* _PROBLEM_: Look at the entries below and reproduce them exactly.

* _DATASET ROWS_:
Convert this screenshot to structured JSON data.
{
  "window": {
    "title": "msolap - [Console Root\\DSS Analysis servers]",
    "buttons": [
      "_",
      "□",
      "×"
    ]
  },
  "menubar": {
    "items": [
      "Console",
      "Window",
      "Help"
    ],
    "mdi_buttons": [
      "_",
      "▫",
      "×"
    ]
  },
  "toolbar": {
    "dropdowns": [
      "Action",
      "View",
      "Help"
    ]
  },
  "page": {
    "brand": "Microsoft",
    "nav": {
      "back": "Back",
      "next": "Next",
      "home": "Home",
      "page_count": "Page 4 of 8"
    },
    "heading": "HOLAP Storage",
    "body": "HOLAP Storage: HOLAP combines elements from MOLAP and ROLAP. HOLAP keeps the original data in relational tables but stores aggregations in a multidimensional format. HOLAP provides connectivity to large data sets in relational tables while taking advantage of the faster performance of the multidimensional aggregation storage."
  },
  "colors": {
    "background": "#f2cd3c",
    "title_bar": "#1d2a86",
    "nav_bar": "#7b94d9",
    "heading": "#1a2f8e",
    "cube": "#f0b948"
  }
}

* _CORRECT RESPONSE_:
Convert this screenshot to structured JSON data.
{
  "window": {
    "title": "msolap - [Console Root\\DSS Analysis servers]",
    "buttons": [
      "_",
      "□",
      "×"
    ]
  },
  "menubar": {
    "items": [
      "Console",
      "Window",
      "Help"
    ],
    "mdi_buttons": [
      "_",
      "▫",
      "×"
    ]
  },
  "toolbar": {
    "dropdowns": [
      "Action",
      "View",
      "Help"
    ]
  },
  "page": {
    "brand": "Microsoft",
    "nav": {
      "back": "Back",
      "next": "Next",
      "home": "Home",
      "page_count": "Page 4 of 8"
    },
    "heading": "HOLAP Storage",
    "body": "HOLAP Storage: HOLAP combines elements from MOLAP and ROLAP. HOLAP keeps the original data in relational tables but stores aggregations in a multidimensional format. HOLAP provides connectivity to large data sets in relational tables while taking advantage of the faster performance of the multidimensional aggregation storage."
  },
  "colors": {
    "background": "#f2cd3c",
    "title_bar": "#1d2a86",
    "nav_bar": "#7b94d9",
    "heading": "#1a2f8e",
    "cube": "#f0b948"
  }
}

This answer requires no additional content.